WHAT IS EXPECTED: All lines featuring the string "请写出修改意见" are to be listed.

— Begin GIVEN INFORMATION —

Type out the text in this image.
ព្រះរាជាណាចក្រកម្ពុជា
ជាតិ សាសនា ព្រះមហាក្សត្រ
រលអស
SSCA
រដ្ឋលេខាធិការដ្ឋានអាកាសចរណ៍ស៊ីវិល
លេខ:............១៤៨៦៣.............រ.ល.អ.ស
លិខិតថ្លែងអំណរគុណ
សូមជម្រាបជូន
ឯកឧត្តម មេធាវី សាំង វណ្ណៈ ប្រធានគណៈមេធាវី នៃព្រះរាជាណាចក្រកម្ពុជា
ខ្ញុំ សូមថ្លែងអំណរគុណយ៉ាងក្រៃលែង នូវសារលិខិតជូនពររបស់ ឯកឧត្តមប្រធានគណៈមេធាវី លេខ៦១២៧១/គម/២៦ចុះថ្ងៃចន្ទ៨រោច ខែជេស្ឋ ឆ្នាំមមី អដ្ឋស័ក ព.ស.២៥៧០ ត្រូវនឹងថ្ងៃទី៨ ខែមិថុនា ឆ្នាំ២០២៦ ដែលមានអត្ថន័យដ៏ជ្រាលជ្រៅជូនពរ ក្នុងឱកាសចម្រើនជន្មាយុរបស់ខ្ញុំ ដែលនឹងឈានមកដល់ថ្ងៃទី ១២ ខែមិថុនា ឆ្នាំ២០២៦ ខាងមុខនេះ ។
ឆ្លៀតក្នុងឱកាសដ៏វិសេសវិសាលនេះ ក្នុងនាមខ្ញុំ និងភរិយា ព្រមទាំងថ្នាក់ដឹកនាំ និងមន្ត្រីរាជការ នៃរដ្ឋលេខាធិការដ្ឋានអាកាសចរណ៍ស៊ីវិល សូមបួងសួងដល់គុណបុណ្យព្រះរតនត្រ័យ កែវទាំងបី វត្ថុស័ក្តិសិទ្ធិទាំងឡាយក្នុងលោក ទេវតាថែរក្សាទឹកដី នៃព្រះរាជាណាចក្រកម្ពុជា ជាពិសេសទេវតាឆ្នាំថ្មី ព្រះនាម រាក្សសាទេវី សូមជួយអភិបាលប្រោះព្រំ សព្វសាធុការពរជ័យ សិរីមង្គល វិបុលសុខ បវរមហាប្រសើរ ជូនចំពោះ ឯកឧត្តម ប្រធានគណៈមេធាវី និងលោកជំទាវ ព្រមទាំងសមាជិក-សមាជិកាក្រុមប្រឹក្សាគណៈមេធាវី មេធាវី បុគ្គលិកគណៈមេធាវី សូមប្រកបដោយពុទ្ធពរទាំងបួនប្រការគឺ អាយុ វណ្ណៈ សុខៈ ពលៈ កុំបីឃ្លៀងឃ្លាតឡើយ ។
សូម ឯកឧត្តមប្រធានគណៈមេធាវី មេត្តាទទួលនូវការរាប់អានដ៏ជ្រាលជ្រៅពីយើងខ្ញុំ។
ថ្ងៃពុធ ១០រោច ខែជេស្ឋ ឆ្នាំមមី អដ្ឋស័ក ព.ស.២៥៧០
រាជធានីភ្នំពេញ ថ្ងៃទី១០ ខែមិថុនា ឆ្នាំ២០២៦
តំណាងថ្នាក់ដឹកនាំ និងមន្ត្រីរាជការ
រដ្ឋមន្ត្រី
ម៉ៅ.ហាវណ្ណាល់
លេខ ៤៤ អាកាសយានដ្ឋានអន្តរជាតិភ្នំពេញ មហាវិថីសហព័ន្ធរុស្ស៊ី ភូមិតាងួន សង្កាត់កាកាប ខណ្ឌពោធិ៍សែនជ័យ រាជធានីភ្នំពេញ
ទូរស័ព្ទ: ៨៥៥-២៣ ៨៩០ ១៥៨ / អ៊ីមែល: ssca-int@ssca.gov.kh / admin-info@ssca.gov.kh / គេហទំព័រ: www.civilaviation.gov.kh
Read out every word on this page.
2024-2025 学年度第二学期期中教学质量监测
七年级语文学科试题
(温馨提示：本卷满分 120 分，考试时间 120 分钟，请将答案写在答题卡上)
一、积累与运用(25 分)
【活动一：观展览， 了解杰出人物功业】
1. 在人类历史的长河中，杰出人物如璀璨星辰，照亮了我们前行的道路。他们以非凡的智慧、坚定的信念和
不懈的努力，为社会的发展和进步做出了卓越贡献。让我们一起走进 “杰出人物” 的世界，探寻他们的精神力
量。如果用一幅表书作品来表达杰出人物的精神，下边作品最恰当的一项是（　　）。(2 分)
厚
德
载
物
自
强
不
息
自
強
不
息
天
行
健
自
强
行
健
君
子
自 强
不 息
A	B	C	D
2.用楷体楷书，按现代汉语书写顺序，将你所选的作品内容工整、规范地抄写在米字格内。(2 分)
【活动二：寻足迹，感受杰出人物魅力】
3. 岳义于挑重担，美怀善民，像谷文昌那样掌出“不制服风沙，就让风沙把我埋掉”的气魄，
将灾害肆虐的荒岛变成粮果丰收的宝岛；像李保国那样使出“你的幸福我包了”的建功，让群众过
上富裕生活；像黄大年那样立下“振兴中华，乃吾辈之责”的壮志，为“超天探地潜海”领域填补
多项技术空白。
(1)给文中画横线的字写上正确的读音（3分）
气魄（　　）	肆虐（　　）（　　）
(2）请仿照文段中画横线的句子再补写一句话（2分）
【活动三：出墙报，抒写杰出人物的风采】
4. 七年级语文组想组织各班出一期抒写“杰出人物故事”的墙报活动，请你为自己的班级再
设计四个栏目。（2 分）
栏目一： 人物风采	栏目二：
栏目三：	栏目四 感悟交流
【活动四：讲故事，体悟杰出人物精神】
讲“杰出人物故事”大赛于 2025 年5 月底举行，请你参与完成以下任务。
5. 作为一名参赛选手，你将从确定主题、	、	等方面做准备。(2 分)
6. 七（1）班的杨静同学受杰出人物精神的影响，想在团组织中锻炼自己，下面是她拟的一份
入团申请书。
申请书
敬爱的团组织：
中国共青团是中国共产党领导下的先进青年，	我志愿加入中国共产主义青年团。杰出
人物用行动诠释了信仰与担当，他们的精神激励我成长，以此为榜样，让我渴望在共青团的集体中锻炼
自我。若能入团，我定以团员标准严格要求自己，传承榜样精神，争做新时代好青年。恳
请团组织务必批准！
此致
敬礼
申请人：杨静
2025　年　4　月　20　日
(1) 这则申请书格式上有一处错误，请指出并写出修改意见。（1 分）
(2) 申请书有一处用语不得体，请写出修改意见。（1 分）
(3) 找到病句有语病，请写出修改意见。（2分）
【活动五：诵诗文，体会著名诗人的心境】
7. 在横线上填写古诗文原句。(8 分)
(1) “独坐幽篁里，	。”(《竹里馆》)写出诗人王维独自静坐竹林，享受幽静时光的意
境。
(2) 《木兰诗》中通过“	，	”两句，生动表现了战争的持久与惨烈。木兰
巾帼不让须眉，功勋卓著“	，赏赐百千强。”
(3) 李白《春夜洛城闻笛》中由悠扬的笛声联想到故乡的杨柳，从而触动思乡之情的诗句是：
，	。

— End GIVEN INFORMATION —

OUTPUT OF THE EXERCISE:
(2) 申请书有一处用语不得体，请写出修改意见。（1 分）
(3) 找到病句有语病，请写出修改意见。（2分）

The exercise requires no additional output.